Prompt: Recast all of the lines below as a Markdown table with two columns, Row and Line. Number the rows and leave out any blank lines.

Exercise material:
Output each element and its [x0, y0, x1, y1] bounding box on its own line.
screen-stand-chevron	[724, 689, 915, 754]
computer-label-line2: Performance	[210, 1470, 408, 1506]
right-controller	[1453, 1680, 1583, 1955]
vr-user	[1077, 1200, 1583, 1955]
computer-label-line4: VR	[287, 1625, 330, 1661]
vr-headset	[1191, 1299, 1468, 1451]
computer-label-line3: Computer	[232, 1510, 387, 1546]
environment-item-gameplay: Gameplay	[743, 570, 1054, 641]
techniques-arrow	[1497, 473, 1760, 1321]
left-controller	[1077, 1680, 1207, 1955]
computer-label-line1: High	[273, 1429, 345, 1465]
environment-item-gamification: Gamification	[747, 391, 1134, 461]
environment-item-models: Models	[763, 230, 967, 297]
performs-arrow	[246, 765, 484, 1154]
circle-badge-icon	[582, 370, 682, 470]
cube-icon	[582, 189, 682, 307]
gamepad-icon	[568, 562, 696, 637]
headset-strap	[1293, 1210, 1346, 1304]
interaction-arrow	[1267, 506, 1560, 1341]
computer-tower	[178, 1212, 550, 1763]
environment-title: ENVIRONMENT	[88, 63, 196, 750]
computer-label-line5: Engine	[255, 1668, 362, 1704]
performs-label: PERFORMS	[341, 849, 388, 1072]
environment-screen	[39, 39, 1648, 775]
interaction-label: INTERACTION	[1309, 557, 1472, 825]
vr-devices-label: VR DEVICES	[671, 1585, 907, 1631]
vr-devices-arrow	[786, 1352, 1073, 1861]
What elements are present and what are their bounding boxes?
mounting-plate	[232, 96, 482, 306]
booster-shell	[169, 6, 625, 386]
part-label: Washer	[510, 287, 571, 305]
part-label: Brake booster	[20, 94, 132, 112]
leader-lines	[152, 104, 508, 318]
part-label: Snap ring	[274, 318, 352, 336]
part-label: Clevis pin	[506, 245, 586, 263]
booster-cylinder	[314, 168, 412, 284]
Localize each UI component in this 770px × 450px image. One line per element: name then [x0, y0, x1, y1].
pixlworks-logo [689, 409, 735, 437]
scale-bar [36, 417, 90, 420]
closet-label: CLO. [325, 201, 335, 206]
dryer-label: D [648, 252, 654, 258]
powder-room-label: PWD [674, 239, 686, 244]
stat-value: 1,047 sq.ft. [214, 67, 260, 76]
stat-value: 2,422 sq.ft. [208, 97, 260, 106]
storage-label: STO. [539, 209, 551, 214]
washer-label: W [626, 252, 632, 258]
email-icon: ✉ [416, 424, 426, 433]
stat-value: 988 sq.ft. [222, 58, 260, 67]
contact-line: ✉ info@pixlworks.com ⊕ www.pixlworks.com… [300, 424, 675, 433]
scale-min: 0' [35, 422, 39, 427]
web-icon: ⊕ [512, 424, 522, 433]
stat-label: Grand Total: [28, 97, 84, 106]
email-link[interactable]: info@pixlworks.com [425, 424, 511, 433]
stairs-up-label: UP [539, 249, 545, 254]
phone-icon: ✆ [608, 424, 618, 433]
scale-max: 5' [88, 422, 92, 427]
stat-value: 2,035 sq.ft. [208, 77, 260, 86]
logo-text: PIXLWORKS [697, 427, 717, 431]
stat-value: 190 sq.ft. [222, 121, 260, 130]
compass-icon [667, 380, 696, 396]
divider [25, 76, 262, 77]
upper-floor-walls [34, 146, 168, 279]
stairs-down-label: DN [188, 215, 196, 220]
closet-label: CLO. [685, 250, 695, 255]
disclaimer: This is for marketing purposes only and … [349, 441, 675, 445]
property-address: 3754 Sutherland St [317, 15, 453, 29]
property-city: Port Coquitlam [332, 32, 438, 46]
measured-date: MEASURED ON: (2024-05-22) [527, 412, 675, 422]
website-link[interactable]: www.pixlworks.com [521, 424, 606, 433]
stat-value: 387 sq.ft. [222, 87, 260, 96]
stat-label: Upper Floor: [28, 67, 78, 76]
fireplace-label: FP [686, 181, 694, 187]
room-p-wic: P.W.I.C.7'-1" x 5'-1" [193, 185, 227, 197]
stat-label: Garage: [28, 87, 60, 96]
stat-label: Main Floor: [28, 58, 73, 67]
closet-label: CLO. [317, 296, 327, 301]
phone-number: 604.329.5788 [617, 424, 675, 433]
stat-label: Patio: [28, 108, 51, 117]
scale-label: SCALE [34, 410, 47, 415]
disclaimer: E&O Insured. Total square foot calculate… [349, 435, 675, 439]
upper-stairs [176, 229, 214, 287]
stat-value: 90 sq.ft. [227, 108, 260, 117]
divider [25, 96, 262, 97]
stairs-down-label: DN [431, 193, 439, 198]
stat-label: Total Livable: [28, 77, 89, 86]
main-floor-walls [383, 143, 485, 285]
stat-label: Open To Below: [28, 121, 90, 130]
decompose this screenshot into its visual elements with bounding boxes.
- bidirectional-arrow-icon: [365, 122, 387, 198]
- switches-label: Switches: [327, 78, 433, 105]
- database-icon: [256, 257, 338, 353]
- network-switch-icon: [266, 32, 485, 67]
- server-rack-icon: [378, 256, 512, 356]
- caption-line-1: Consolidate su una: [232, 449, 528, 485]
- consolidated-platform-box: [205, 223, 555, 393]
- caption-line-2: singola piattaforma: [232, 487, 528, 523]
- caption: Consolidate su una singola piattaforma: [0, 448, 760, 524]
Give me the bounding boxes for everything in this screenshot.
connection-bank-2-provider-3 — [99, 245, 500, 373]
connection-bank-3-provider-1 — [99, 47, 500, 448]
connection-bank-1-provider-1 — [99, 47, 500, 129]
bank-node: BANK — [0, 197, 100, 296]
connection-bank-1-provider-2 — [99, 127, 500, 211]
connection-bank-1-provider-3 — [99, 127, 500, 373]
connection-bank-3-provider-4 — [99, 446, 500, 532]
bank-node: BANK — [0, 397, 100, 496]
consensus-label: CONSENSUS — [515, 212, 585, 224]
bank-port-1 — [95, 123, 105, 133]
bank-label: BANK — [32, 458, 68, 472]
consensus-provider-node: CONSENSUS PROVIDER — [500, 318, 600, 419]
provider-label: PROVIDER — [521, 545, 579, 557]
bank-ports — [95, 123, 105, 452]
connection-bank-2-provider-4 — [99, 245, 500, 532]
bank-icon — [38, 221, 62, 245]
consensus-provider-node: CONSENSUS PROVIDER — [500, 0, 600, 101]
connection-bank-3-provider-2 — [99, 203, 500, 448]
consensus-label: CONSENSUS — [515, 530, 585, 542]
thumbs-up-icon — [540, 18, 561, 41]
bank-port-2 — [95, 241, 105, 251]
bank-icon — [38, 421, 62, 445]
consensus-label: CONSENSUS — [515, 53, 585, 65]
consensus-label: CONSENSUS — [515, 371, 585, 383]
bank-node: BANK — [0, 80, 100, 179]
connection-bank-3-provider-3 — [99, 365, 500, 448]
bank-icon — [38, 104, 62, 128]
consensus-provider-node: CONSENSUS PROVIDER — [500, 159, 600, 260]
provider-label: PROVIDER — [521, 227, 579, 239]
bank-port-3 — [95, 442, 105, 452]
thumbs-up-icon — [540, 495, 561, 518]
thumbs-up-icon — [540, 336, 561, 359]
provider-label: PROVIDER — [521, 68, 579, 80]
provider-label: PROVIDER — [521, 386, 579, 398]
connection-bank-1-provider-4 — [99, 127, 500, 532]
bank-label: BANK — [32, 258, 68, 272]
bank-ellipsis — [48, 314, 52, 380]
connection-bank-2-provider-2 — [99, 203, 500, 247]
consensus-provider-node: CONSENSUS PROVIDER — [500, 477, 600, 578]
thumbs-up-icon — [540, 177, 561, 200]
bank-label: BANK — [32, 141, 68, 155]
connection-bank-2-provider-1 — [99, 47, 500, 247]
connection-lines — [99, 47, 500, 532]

Output for this task:
| Row | Line |
|---|---|
| 1 | Output each element and its [x0, y0, x1, y1] bounding box on its own line. |
| 2 | screen-stand-chevron	[724, 689, 915, 754] |
| 3 | computer-label-line2: Performance	[210, 1470, 408, 1506] |
| 4 | right-controller	[1453, 1680, 1583, 1955] |
| 5 | vr-user	[1077, 1200, 1583, 1955] |
| 6 | computer-label-line4: VR	[287, 1625, 330, 1661] |
| 7 | vr-headset	[1191, 1299, 1468, 1451] |
| 8 | computer-label-line3: Computer	[232, 1510, 387, 1546] |
| 9 | environment-item-gameplay: Gameplay	[743, 570, 1054, 641] |
| 10 | techniques-arrow	[1497, 473, 1760, 1321] |
| 11 | left-controller	[1077, 1680, 1207, 1955] |
| 12 | computer-label-line1: High	[273, 1429, 345, 1465] |
| 13 | environment-item-gamification: Gamification	[747, 391, 1134, 461] |
| 14 | environment-item-models: Models	[763, 230, 967, 297] |
| 15 | performs-arrow	[246, 765, 484, 1154] |
| 16 | circle-badge-icon	[582, 370, 682, 470] |
| 17 | cube-icon	[582, 189, 682, 307] |
| 18 | gamepad-icon	[568, 562, 696, 637] |
| 19 | headset-strap	[1293, 1210, 1346, 1304] |
| 20 | interaction-arrow	[1267, 506, 1560, 1341] |
| 21 | computer-tower	[178, 1212, 550, 1763] |
| 22 | environment-title: ENVIRONMENT	[88, 63, 196, 750] |
| 23 | computer-label-line5: Engine	[255, 1668, 362, 1704] |
| 24 | performs-label: PERFORMS	[341, 849, 388, 1072] |
| 25 | environment-screen	[39, 39, 1648, 775] |
| 26 | interaction-label: INTERACTION	[1309, 557, 1472, 825] |
| 27 | vr-devices-label: VR DEVICES	[671, 1585, 907, 1631] |
| 28 | vr-devices-arrow	[786, 1352, 1073, 1861] |
| 29 | What elements are present and what are their bounding boxes? |
| 30 | mounting-plate	[232, 96, 482, 306] |
| 31 | booster-shell	[169, 6, 625, 386] |
| 32 | part-label: Washer	[510, 287, 571, 305] |
| 33 | part-label: Brake booster	[20, 94, 132, 112] |
| 34 | leader-lines	[152, 104, 508, 318] |
| 35 | part-label: Snap ring	[274, 318, 352, 336] |
| 36 | part-label: Clevis pin	[506, 245, 586, 263] |
| 37 | booster-cylinder	[314, 168, 412, 284] |
| 38 | Localize each UI component in this 770px × 450px image. One line per element: name then [x0, y0, x1, y1]. |
| 39 | pixlworks-logo [689, 409, 735, 437] |
| 40 | scale-bar [36, 417, 90, 420] |
| 41 | closet-label: CLO. [325, 201, 335, 206] |
| 42 | dryer-label: D [648, 252, 654, 258] |
| 43 | powder-room-label: PWD [674, 239, 686, 244] |
| 44 | stat-value: 1,047 sq.ft. [214, 67, 260, 76] |
| 45 | stat-value: 2,422 sq.ft. [208, 97, 260, 106] |
| 46 | storage-label: STO. [539, 209, 551, 214] |
| 47 | washer-label: W [626, 252, 632, 258] |
| 48 | email-icon: ✉ [416, 424, 426, 433] |
| 49 | stat-value: 988 sq.ft. [222, 58, 260, 67] |
| 50 | contact-line: ✉ info@pixlworks.com ⊕ www.pixlworks.com… [300, 424, 675, 433] |
| 51 | scale-min: 0' [35, 422, 39, 427] |
| 52 | web-icon: ⊕ [512, 424, 522, 433] |
| 53 | stat-label: Grand Total: [28, 97, 84, 106] |
| 54 | email-link[interactable]: info@pixlworks.com [425, 424, 511, 433] |
| 55 | stairs-up-label: UP [539, 249, 545, 254] |
| 56 | phone-icon: ✆ [608, 424, 618, 433] |
| 57 | scale-max: 5' [88, 422, 92, 427] |
| 58 | stat-value: 2,035 sq.ft. [208, 77, 260, 86] |
| 59 | logo-text: PIXLWORKS [697, 427, 717, 431] |
| 60 | stat-value: 190 sq.ft. [222, 121, 260, 130] |
| 61 | compass-icon [667, 380, 696, 396] |
| 62 | divider [25, 76, 262, 77] |
| 63 | upper-floor-walls [34, 146, 168, 279] |
| 64 | stairs-down-label: DN [188, 215, 196, 220] |
| 65 | closet-label: CLO. [685, 250, 695, 255] |
| 66 | disclaimer: This is for marketing purposes only and … [349, 441, 675, 445] |
| 67 | property-address: 3754 Sutherland St [317, 15, 453, 29] |
| 68 | property-city: Port Coquitlam [332, 32, 438, 46] |
| 69 | measured-date: MEASURED ON: (2024-05-22) [527, 412, 675, 422] |
| 70 | website-link[interactable]: www.pixlworks.com [521, 424, 606, 433] |
| 71 | stat-value: 387 sq.ft. [222, 87, 260, 96] |
| 72 | stat-label: Upper Floor: [28, 67, 78, 76] |
| 73 | fireplace-label: FP [686, 181, 694, 187] |
| 74 | room-p-wic: P.W.I.C.7'-1" x 5'-1" [193, 185, 227, 197] |
| 75 | stat-label: Garage: [28, 87, 60, 96] |
| 76 | stat-label: Main Floor: [28, 58, 73, 67] |
| 77 | closet-label: CLO. [317, 296, 327, 301] |
| 78 | phone-number: 604.329.5788 [617, 424, 675, 433] |
| 79 | stat-label: Patio: [28, 108, 51, 117] |
| 80 | scale-label: SCALE [34, 410, 47, 415] |
| 81 | disclaimer: E&O Insured. Total square foot calculate… [349, 435, 675, 439] |
| 82 | upper-stairs [176, 229, 214, 287] |
| 83 | stat-value: 90 sq.ft. [227, 108, 260, 117] |
| 84 | divider [25, 96, 262, 97] |
| 85 | stairs-down-label: DN [431, 193, 439, 198] |
| 86 | stat-label: Total Livable: [28, 77, 89, 86] |
| 87 | main-floor-walls [383, 143, 485, 285] |
| 88 | stat-label: Open To Below: [28, 121, 90, 130] |
| 89 | decompose this screenshot into its visual elements with bounding boxes. |
| 90 | - bidirectional-arrow-icon: [365, 122, 387, 198] |
| 91 | - switches-label: Switches: [327, 78, 433, 105] |
| 92 | - database-icon: [256, 257, 338, 353] |
| 93 | - network-switch-icon: [266, 32, 485, 67] |
| 94 | - server-rack-icon: [378, 256, 512, 356] |
| 95 | - caption-line-1: Consolidate su una: [232, 449, 528, 485] |
| 96 | - consolidated-platform-box: [205, 223, 555, 393] |
| 97 | - caption-line-2: singola piattaforma: [232, 487, 528, 523] |
| 98 | - caption: Consolidate su una singola piattaforma: [0, 448, 760, 524] |
| 99 | Give me the bounding boxes for everything in this screenshot. |
| 100 | connection-bank-2-provider-3 — [99, 245, 500, 373] |
| 101 | connection-bank-3-provider-1 — [99, 47, 500, 448] |
| 102 | connection-bank-1-provider-1 — [99, 47, 500, 129] |
| 103 | bank-node: BANK — [0, 197, 100, 296] |
| 104 | connection-bank-1-provider-2 — [99, 127, 500, 211] |
| 105 | connection-bank-1-provider-3 — [99, 127, 500, 373] |
| 106 | connection-bank-3-provider-4 — [99, 446, 500, 532] |
| 107 | bank-node: BANK — [0, 397, 100, 496] |
| 108 | consensus-label: CONSENSUS — [515, 212, 585, 224] |
| 109 | bank-port-1 — [95, 123, 105, 133] |
| 110 | bank-label: BANK — [32, 458, 68, 472] |
| 111 | consensus-provider-node: CONSENSUS PROVIDER — [500, 318, 600, 419] |
| 112 | provider-label: PROVIDER — [521, 545, 579, 557] |
| 113 | bank-ports — [95, 123, 105, 452] |
| 114 | connection-bank-2-provider-4 — [99, 245, 500, 532] |
| 115 | bank-icon — [38, 221, 62, 245] |
| 116 | consensus-provider-node: CONSENSUS PROVIDER — [500, 0, 600, 101] |
| 117 | connection-bank-3-provider-2 — [99, 203, 500, 448] |
| 118 | consensus-label: CONSENSUS — [515, 530, 585, 542] |
| 119 | thumbs-up-icon — [540, 18, 561, 41] |
| 120 | bank-port-2 — [95, 241, 105, 251] |
| 121 | bank-icon — [38, 421, 62, 445] |
| 122 | consensus-label: CONSENSUS — [515, 53, 585, 65] |
| 123 | consensus-label: CONSENSUS — [515, 371, 585, 383] |
| 124 | bank-node: BANK — [0, 80, 100, 179] |
| 125 | connection-bank-3-provider-3 — [99, 365, 500, 448] |
| 126 | bank-icon — [38, 104, 62, 128] |
| 127 | consensus-provider-node: CONSENSUS PROVIDER — [500, 159, 600, 260] |
| 128 | provider-label: PROVIDER — [521, 227, 579, 239] |
| 129 | bank-port-3 — [95, 442, 105, 452] |
| 130 | thumbs-up-icon — [540, 495, 561, 518] |
| 131 | thumbs-up-icon — [540, 336, 561, 359] |
| 132 | provider-label: PROVIDER — [521, 68, 579, 80] |
| 133 | provider-label: PROVIDER — [521, 386, 579, 398] |
| 134 | connection-bank-1-provider-4 — [99, 127, 500, 532] |
| 135 | bank-label: BANK — [32, 258, 68, 272] |
| 136 | bank-ellipsis — [48, 314, 52, 380] |
| 137 | connection-bank-2-provider-2 — [99, 203, 500, 247] |
| 138 | consensus-provider-node: CONSENSUS PROVIDER — [500, 477, 600, 578] |
| 139 | thumbs-up-icon — [540, 177, 561, 200] |
| 140 | bank-label: BANK — [32, 141, 68, 155] |
| 141 | connection-bank-2-provider-1 — [99, 47, 500, 247] |
| 142 | connection-lines — [99, 47, 500, 532] |